_To be done:_ Take from the listing each line that has the string "other".

▬▬▬

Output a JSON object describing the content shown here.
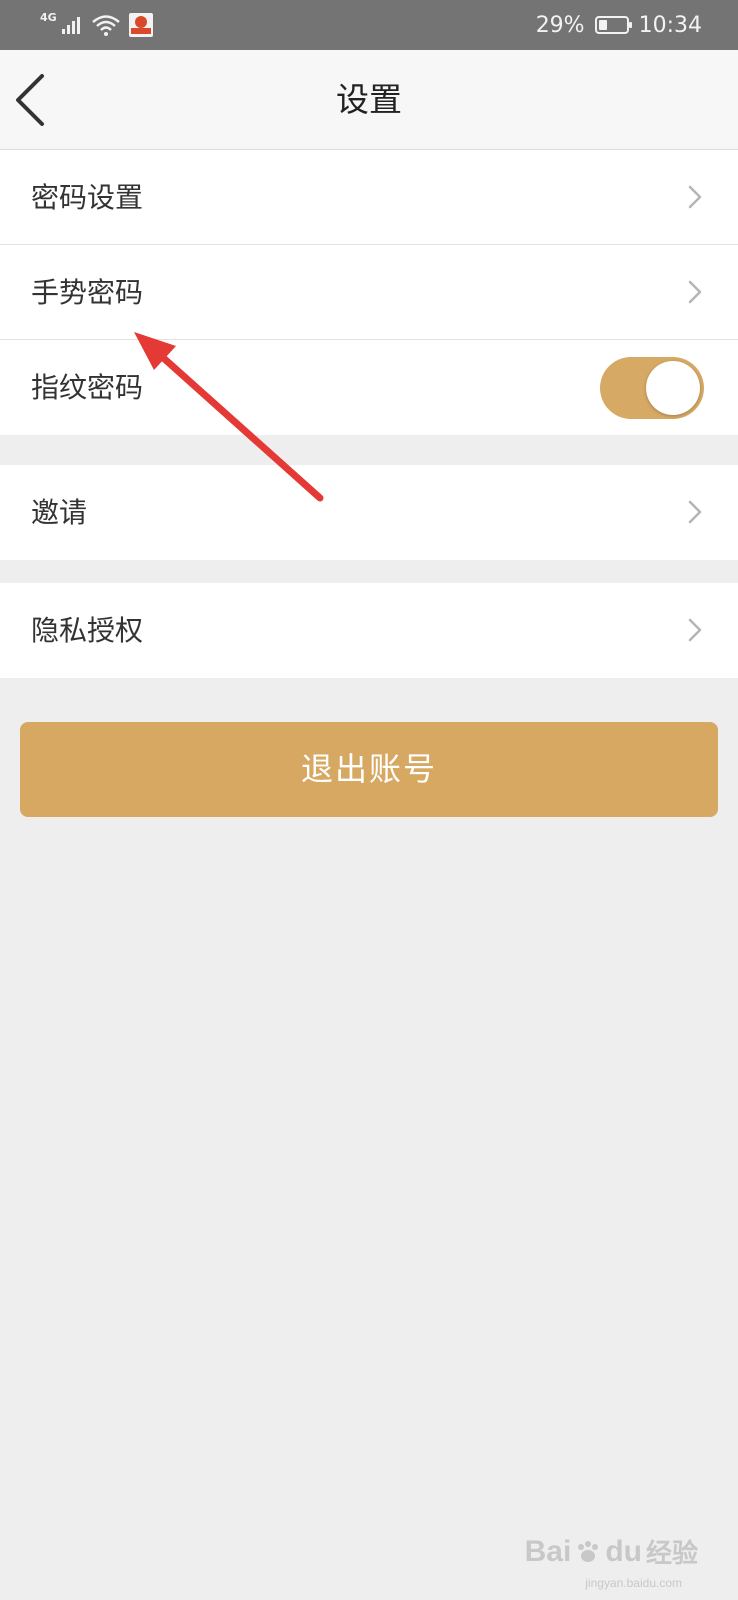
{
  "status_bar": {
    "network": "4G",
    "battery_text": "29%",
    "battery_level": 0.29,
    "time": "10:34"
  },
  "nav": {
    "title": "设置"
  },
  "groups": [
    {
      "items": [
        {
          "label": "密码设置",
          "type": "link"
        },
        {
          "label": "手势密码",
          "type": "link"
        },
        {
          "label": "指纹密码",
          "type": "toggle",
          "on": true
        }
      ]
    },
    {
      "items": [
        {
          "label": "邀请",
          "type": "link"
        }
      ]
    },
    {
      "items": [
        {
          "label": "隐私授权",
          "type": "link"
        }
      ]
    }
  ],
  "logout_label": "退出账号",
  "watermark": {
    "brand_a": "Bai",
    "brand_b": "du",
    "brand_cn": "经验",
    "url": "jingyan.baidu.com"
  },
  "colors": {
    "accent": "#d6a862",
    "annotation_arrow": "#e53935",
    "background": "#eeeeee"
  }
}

▬▬▬

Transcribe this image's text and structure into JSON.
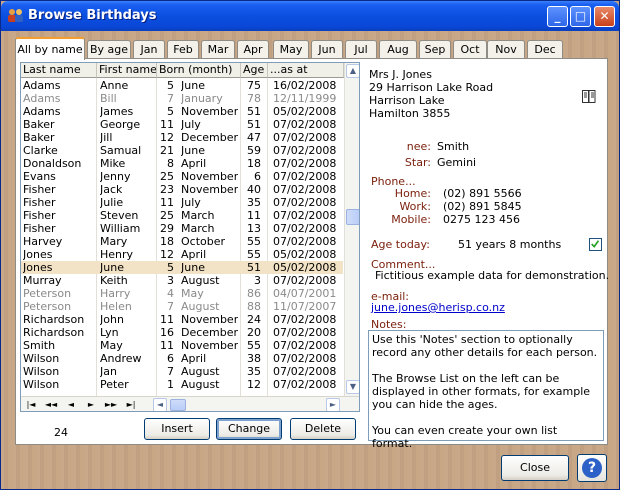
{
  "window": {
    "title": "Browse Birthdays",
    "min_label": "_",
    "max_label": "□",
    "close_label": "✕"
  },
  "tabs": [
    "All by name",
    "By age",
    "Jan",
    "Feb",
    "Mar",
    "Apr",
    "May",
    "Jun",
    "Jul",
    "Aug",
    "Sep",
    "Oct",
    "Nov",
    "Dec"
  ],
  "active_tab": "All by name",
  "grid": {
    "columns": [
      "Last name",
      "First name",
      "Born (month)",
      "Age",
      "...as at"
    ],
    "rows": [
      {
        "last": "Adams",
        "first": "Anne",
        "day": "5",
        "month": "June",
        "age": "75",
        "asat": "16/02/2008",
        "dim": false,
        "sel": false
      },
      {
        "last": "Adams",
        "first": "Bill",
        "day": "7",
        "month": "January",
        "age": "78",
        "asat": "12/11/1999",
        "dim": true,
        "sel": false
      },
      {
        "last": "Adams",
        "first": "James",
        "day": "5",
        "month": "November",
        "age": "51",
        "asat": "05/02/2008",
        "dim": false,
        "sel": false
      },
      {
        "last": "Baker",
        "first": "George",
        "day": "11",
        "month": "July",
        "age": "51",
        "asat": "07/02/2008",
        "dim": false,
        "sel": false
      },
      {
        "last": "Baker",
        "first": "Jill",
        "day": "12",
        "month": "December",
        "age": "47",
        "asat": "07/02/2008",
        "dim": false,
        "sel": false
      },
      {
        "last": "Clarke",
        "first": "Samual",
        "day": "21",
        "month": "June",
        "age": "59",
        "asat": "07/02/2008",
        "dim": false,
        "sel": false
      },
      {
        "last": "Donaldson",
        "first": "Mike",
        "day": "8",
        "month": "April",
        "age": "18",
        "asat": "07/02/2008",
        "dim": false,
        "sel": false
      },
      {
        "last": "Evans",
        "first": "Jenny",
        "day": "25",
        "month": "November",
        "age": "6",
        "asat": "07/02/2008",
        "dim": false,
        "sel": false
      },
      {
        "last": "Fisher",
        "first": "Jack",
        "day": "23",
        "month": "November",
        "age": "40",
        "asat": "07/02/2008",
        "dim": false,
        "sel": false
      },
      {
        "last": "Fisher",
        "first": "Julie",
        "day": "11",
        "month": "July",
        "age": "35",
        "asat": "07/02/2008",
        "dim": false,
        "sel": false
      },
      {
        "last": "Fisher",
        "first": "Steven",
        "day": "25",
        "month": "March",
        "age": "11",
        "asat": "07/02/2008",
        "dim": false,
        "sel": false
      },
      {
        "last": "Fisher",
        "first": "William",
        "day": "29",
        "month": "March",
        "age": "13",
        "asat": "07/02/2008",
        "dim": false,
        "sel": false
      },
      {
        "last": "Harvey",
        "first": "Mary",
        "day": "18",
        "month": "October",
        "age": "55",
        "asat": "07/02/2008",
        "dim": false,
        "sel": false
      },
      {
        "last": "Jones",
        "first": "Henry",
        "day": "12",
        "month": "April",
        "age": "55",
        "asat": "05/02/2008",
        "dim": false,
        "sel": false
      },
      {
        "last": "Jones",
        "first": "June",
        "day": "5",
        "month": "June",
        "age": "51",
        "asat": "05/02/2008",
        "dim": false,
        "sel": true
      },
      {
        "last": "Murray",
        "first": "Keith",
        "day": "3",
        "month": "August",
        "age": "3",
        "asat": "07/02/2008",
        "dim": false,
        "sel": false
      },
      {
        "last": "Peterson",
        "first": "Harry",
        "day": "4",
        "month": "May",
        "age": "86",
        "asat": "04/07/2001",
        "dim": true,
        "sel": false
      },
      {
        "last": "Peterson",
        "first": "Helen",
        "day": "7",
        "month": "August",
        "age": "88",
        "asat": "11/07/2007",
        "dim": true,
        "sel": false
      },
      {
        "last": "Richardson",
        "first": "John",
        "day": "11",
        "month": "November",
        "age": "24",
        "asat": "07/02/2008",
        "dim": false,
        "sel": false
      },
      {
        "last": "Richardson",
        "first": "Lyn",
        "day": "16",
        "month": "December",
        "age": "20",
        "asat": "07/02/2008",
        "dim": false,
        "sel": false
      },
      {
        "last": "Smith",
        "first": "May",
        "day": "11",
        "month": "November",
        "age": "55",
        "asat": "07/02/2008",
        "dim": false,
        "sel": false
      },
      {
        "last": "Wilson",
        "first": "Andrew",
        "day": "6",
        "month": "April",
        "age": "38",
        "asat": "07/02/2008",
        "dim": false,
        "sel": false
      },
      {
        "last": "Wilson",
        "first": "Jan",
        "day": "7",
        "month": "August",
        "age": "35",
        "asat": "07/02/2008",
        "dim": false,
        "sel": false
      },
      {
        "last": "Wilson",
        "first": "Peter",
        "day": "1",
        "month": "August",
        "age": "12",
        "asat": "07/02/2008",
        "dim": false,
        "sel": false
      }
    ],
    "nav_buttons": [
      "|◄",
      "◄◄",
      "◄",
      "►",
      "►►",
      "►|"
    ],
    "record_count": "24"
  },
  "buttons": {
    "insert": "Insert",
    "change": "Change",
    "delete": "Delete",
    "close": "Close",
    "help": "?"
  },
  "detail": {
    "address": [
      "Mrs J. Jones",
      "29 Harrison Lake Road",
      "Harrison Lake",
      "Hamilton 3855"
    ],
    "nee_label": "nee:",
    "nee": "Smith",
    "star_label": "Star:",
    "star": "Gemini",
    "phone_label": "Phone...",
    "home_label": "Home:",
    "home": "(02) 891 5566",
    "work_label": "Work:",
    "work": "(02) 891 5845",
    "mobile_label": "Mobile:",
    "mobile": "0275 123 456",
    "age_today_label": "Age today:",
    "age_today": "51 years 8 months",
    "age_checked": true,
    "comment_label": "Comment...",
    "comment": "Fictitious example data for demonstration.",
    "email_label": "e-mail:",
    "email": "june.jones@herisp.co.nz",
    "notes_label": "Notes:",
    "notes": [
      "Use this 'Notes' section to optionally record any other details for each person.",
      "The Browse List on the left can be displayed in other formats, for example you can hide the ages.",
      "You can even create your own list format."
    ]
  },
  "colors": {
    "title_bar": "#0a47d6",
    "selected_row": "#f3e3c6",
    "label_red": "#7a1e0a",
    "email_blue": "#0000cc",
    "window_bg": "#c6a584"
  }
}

▬▬▬

_Written reply:_
      "Use this 'Notes' section to optionally record any other details for each person.",
      "The Browse List on the left can be displayed in other formats, for example you can hide the ages.",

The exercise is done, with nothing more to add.